(PROMPT)
Lift out each line of the data that holds "Scope".

(INFORMATION PROVIDED)
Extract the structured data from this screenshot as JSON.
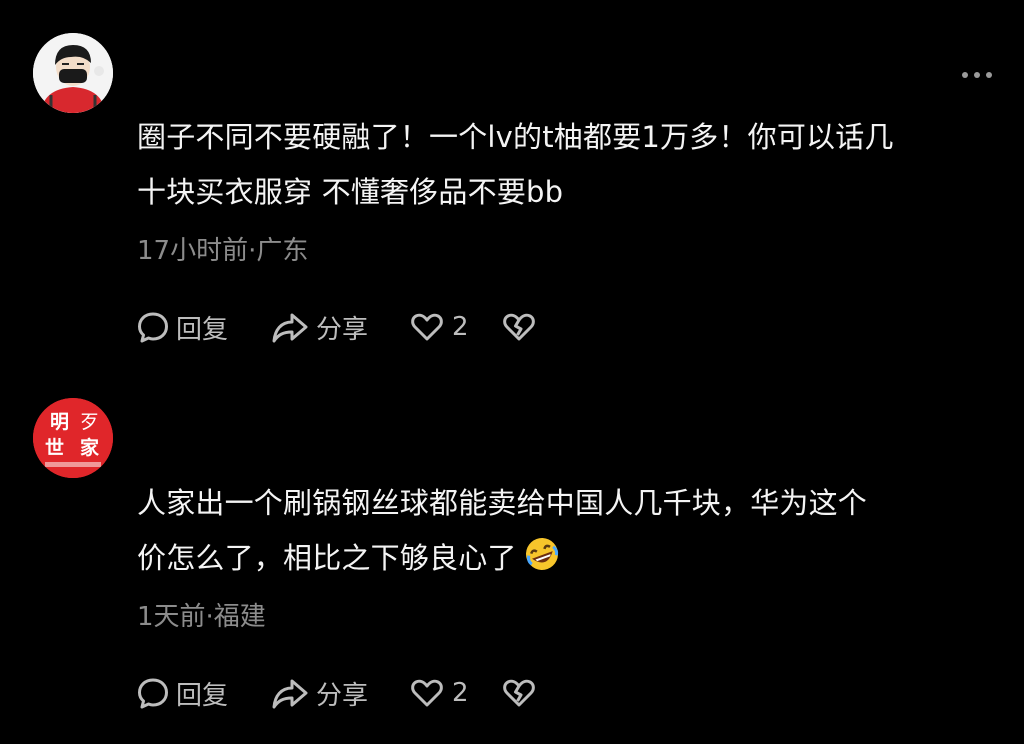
{
  "comments": [
    {
      "avatar_icon": "boy-with-mask-avatar-icon",
      "text_line1": "圈子不同不要硬融了！一个lv的t柚都要1万多！你可以话几",
      "text_line2": "十块买衣服穿 不懂奢侈品不要bb",
      "meta": "17小时前·广东",
      "reply_label": "回复",
      "share_label": "分享",
      "like_count": "2"
    },
    {
      "avatar_icon": "calligraphy-seal-avatar-icon",
      "avatar_text": [
        "明",
        "世",
        "家"
      ],
      "text_line1": "人家出一个刷锅钢丝球都能卖给中国人几千块，华为这个",
      "text_line2": "价怎么了，相比之下够良心了",
      "emoji": "rolling-laughing-emoji-icon",
      "meta": "1天前·福建",
      "reply_label": "回复",
      "share_label": "分享",
      "like_count": "2"
    }
  ],
  "colors": {
    "background": "#000000",
    "text": "#f4f4f4",
    "meta": "#8c8c8c",
    "icon": "#bdbdbd",
    "avatar2_red": "#e0262a"
  }
}
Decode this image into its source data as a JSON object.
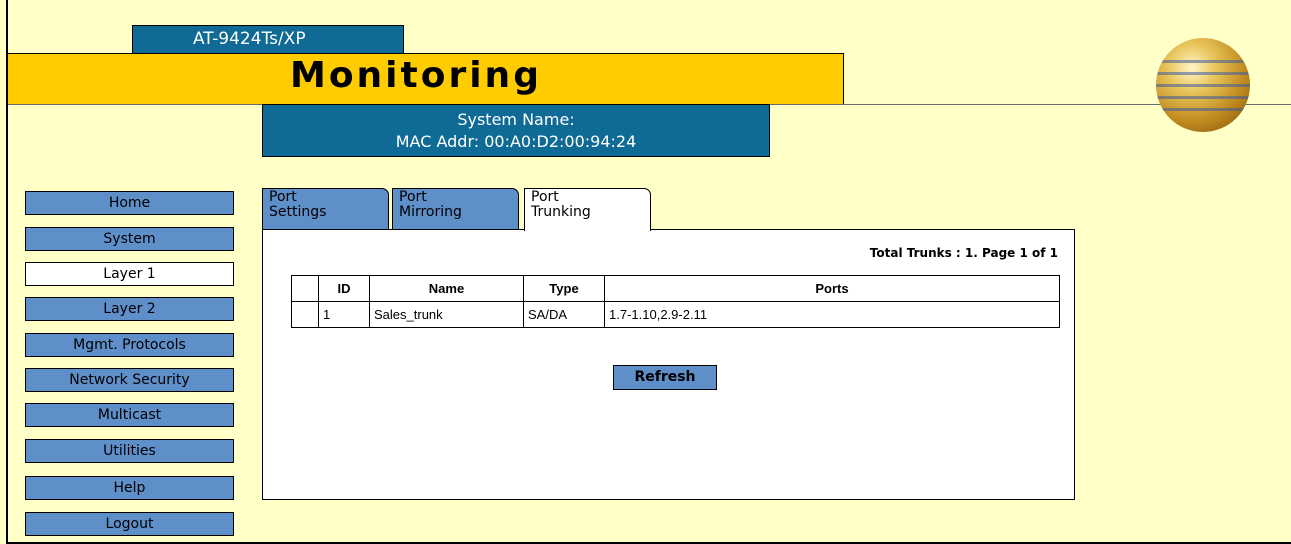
{
  "header": {
    "model": "AT-9424Ts/XP",
    "title": "Monitoring",
    "system_name": "System Name:",
    "mac_addr": "MAC Addr: 00:A0:D2:00:94:24",
    "logo_icon": "globe-logo-icon"
  },
  "colors": {
    "background": "#FFFFC8",
    "title_bar": "#FFCC00",
    "header_blue": "#0F6A96",
    "nav_blue": "#5E8FC9"
  },
  "nav": {
    "active": "Layer 1",
    "items": [
      {
        "label": "Home"
      },
      {
        "label": "System"
      },
      {
        "label": "Layer 1"
      },
      {
        "label": "Layer 2"
      },
      {
        "label": "Mgmt. Protocols"
      },
      {
        "label": "Network Security"
      },
      {
        "label": "Multicast"
      },
      {
        "label": "Utilities"
      },
      {
        "label": "Help"
      },
      {
        "label": "Logout"
      }
    ]
  },
  "tabs": [
    {
      "line1": "Port",
      "line2": "Settings"
    },
    {
      "line1": "Port",
      "line2": "Mirroring"
    },
    {
      "line1": "Port",
      "line2": "Trunking"
    }
  ],
  "active_tab": "Port Trunking",
  "trunks": {
    "total_text": "Total Trunks : 1. Page 1 of 1",
    "columns": [
      "ID",
      "Name",
      "Type",
      "Ports"
    ],
    "rows": [
      {
        "id": "1",
        "name": "Sales_trunk",
        "type": "SA/DA",
        "ports": "1.7-1.10,2.9-2.11"
      }
    ],
    "refresh_label": "Refresh"
  }
}
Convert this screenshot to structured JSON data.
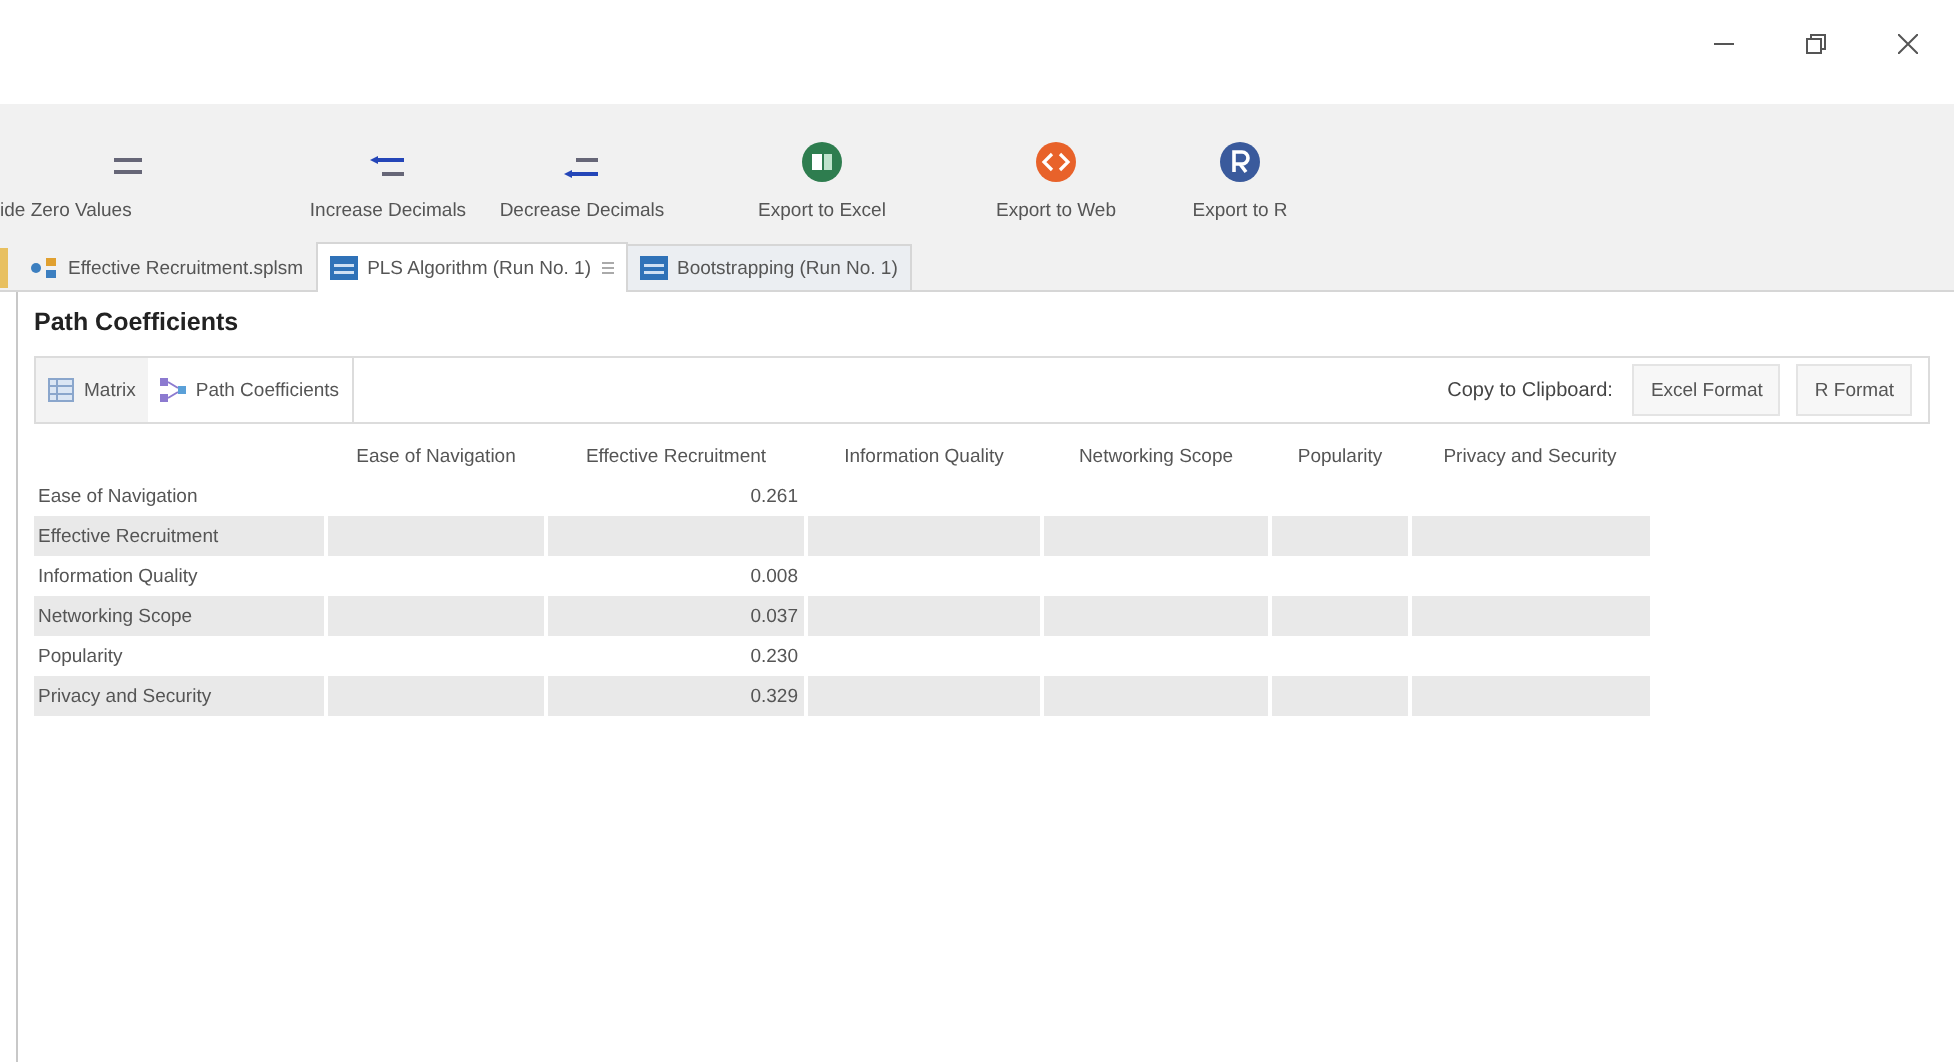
{
  "toolbar": [
    {
      "kind": "zero",
      "label": "ide Zero Values"
    },
    {
      "kind": "increase",
      "label": "Increase Decimals"
    },
    {
      "kind": "decrease",
      "label": "Decrease Decimals"
    },
    {
      "kind": "excel",
      "label": "Export to Excel"
    },
    {
      "kind": "web",
      "label": "Export to Web"
    },
    {
      "kind": "r",
      "label": "Export to R"
    }
  ],
  "tabs": [
    {
      "kind": "model",
      "label": "Effective Recruitment.splsm",
      "selected": false
    },
    {
      "kind": "report",
      "label": "PLS Algorithm (Run No. 1)",
      "selected": true
    },
    {
      "kind": "report",
      "label": "Bootstrapping (Run No. 1)",
      "selected": false
    }
  ],
  "section_title": "Path Coefficients",
  "view_tabs": [
    {
      "kind": "matrix",
      "label": "Matrix",
      "selected": false
    },
    {
      "kind": "path",
      "label": "Path Coefficients",
      "selected": true
    }
  ],
  "clipboard": {
    "label": "Copy to Clipboard:",
    "buttons": [
      "Excel Format",
      "R Format"
    ]
  },
  "table": {
    "columns": [
      "Ease of Navigation",
      "Effective Recruitment",
      "Information Quality",
      "Networking Scope",
      "Popularity",
      "Privacy and Security"
    ],
    "rows": [
      {
        "label": "Ease of Navigation",
        "cells": [
          null,
          "0.261",
          null,
          null,
          null,
          null
        ]
      },
      {
        "label": "Effective Recruitment",
        "cells": [
          null,
          null,
          null,
          null,
          null,
          null
        ]
      },
      {
        "label": "Information Quality",
        "cells": [
          null,
          "0.008",
          null,
          null,
          null,
          null
        ]
      },
      {
        "label": "Networking Scope",
        "cells": [
          null,
          "0.037",
          null,
          null,
          null,
          null
        ]
      },
      {
        "label": "Popularity",
        "cells": [
          null,
          "0.230",
          null,
          null,
          null,
          null
        ]
      },
      {
        "label": "Privacy and Security",
        "cells": [
          null,
          "0.329",
          null,
          null,
          null,
          null
        ]
      }
    ]
  }
}
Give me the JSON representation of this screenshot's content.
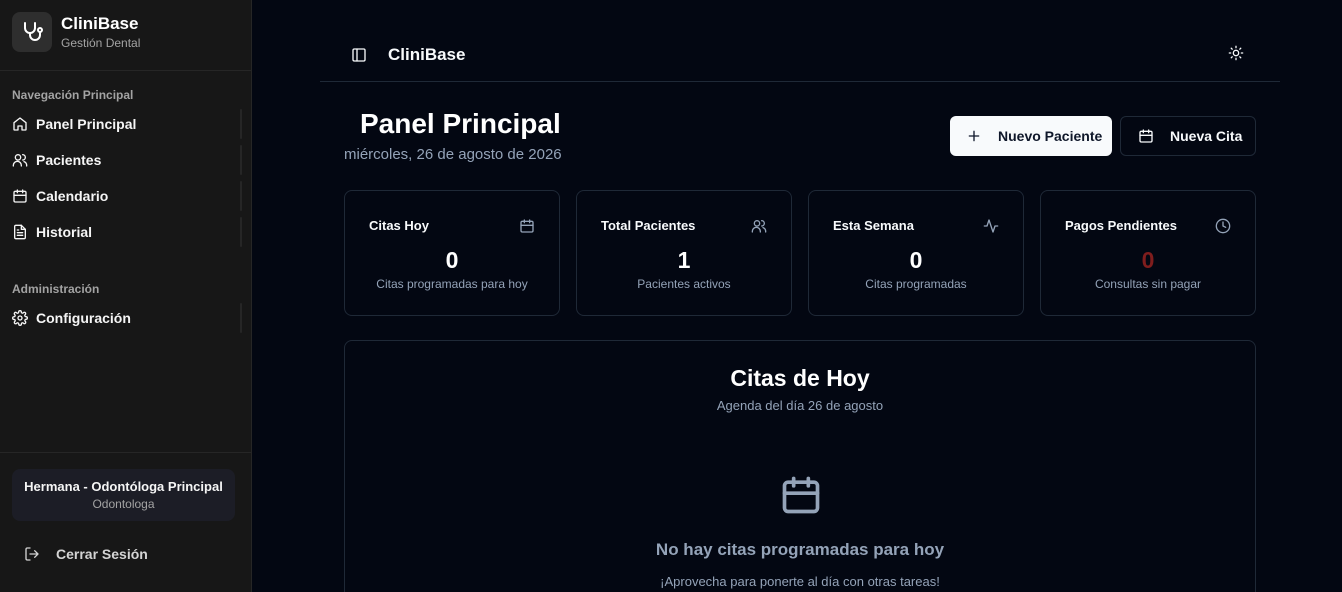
{
  "brand": {
    "name": "CliniBase",
    "subtitle": "Gestión Dental"
  },
  "sidebar": {
    "groups": [
      {
        "label": "Navegación Principal",
        "items": [
          {
            "label": "Panel Principal",
            "icon": "home-icon"
          },
          {
            "label": "Pacientes",
            "icon": "users-icon"
          },
          {
            "label": "Calendario",
            "icon": "calendar-icon"
          },
          {
            "label": "Historial",
            "icon": "file-text-icon"
          }
        ]
      },
      {
        "label": "Administración",
        "items": [
          {
            "label": "Configuración",
            "icon": "gear-icon"
          }
        ]
      }
    ],
    "user": {
      "name": "Hermana - Odontóloga Principal",
      "role": "Odontologa"
    },
    "logout_label": "Cerrar Sesión"
  },
  "topbar": {
    "title": "CliniBase"
  },
  "header": {
    "title": "Panel Principal",
    "date": "miércoles, 26 de agosto de 2026",
    "new_patient_label": "Nuevo Paciente",
    "new_appointment_label": "Nueva Cita"
  },
  "stats": [
    {
      "title": "Citas Hoy",
      "value": "0",
      "subtitle": "Citas programadas para hoy",
      "icon": "calendar-icon",
      "value_color": "#ffffff"
    },
    {
      "title": "Total Pacientes",
      "value": "1",
      "subtitle": "Pacientes activos",
      "icon": "users-icon",
      "value_color": "#ffffff"
    },
    {
      "title": "Esta Semana",
      "value": "0",
      "subtitle": "Citas programadas",
      "icon": "activity-icon",
      "value_color": "#ffffff"
    },
    {
      "title": "Pagos Pendientes",
      "value": "0",
      "subtitle": "Consultas sin pagar",
      "icon": "clock-icon",
      "value_color": "#7f1d1d"
    }
  ],
  "today": {
    "title": "Citas de Hoy",
    "subtitle": "Agenda del día 26 de agosto",
    "empty_title": "No hay citas programadas para hoy",
    "empty_subtitle": "¡Aprovecha para ponerte al día con otras tareas!"
  },
  "colors": {
    "background": "#030712",
    "sidebar": "#171717",
    "border": "#1f2937",
    "muted_text": "#94a3b8",
    "danger_value": "#7f1d1d"
  }
}
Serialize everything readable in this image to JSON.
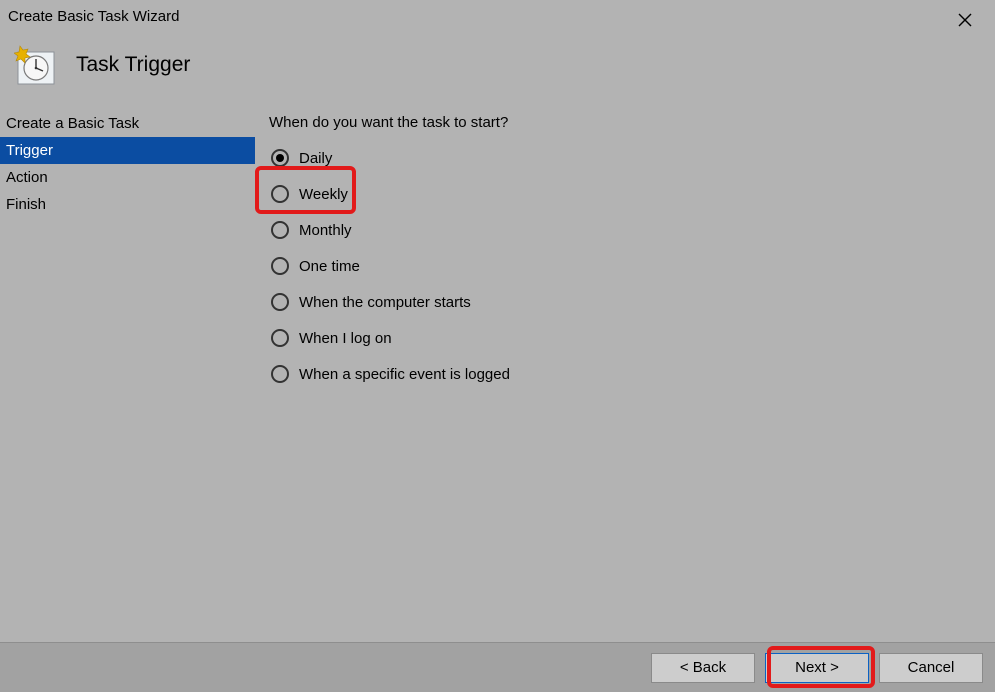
{
  "window": {
    "title": "Create Basic Task Wizard"
  },
  "header": {
    "heading": "Task Trigger"
  },
  "sidebar": {
    "items": [
      {
        "label": "Create a Basic Task",
        "selected": false
      },
      {
        "label": "Trigger",
        "selected": true
      },
      {
        "label": "Action",
        "selected": false
      },
      {
        "label": "Finish",
        "selected": false
      }
    ]
  },
  "main": {
    "question": "When do you want the task to start?",
    "options": [
      {
        "label": "Daily",
        "checked": true
      },
      {
        "label": "Weekly",
        "checked": false
      },
      {
        "label": "Monthly",
        "checked": false
      },
      {
        "label": "One time",
        "checked": false
      },
      {
        "label": "When the computer starts",
        "checked": false
      },
      {
        "label": "When I log on",
        "checked": false
      },
      {
        "label": "When a specific event is logged",
        "checked": false
      }
    ]
  },
  "buttons": {
    "back": "< Back",
    "next": "Next >",
    "cancel": "Cancel"
  }
}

(ANSWER FOR THIS EXERCISE)
      "Networking Scope",
        "label": "Networking Scope",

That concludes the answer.